* **Exercise prompt**
Return all entries precisely as they stand, without the images.

* **Material**
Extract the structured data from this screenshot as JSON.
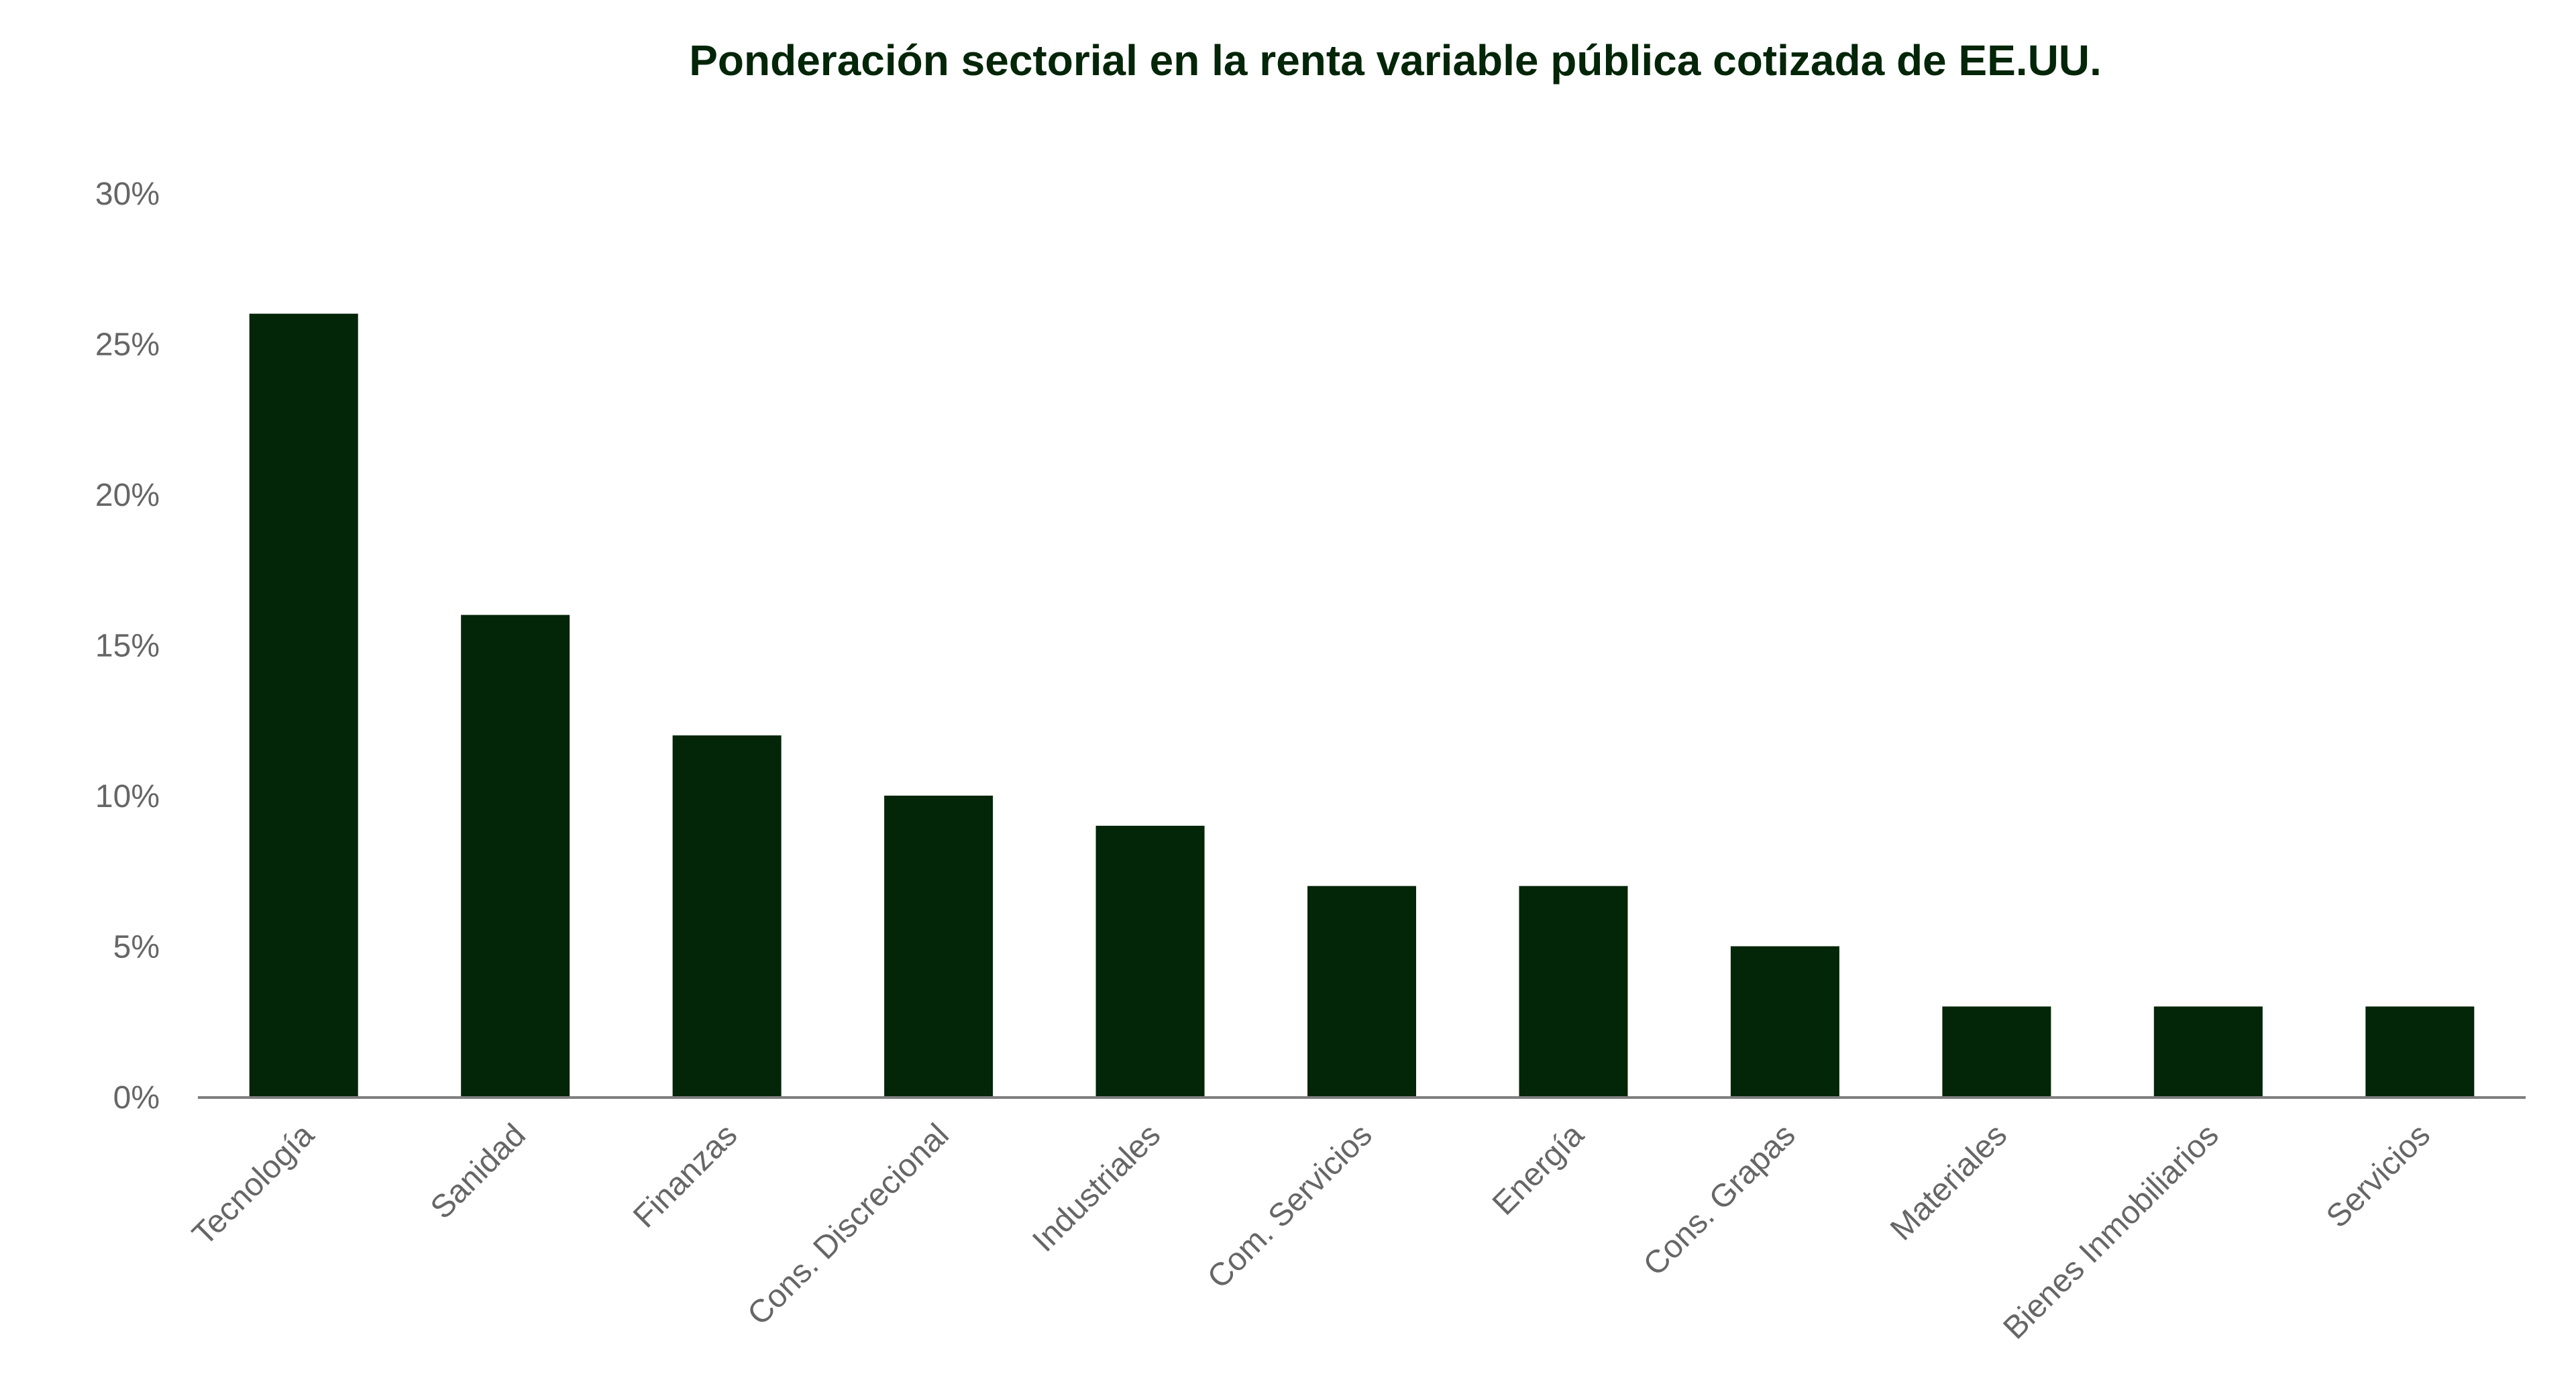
{
  "colors": {
    "bar": "#032508",
    "title": "#032508",
    "axis_text": "#666666",
    "axis_line": "#7f7f7f",
    "background": "#ffffff"
  },
  "chart_data": {
    "type": "bar",
    "title": "Ponderación sectorial en la renta variable pública cotizada de EE.UU.",
    "xlabel": "",
    "ylabel": "",
    "categories": [
      "Tecnología",
      "Sanidad",
      "Finanzas",
      "Cons. Discrecional",
      "Industriales",
      "Com. Servicios",
      "Energía",
      "Cons. Grapas",
      "Materiales",
      "Bienes Inmobiliarios",
      "Servicios"
    ],
    "values": [
      26,
      16,
      12,
      10,
      9,
      7,
      7,
      5,
      3,
      3,
      3
    ],
    "ylim": [
      0,
      30
    ],
    "yticks": [
      0,
      5,
      10,
      15,
      20,
      25,
      30
    ],
    "ytick_labels": [
      "0%",
      "5%",
      "10%",
      "15%",
      "20%",
      "25%",
      "30%"
    ],
    "grid": false,
    "legend": "none"
  }
}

* **Complete response**
Extract the structured data from this screenshot as JSON.
{
  "colors": {
    "bar": "#032508",
    "title": "#032508",
    "axis_text": "#666666",
    "axis_line": "#7f7f7f",
    "background": "#ffffff"
  },
  "chart_data": {
    "type": "bar",
    "title": "Ponderación sectorial en la renta variable pública cotizada de EE.UU.",
    "xlabel": "",
    "ylabel": "",
    "categories": [
      "Tecnología",
      "Sanidad",
      "Finanzas",
      "Cons. Discrecional",
      "Industriales",
      "Com. Servicios",
      "Energía",
      "Cons. Grapas",
      "Materiales",
      "Bienes Inmobiliarios",
      "Servicios"
    ],
    "values": [
      26,
      16,
      12,
      10,
      9,
      7,
      7,
      5,
      3,
      3,
      3
    ],
    "ylim": [
      0,
      30
    ],
    "yticks": [
      0,
      5,
      10,
      15,
      20,
      25,
      30
    ],
    "ytick_labels": [
      "0%",
      "5%",
      "10%",
      "15%",
      "20%",
      "25%",
      "30%"
    ],
    "grid": false,
    "legend": "none"
  }
}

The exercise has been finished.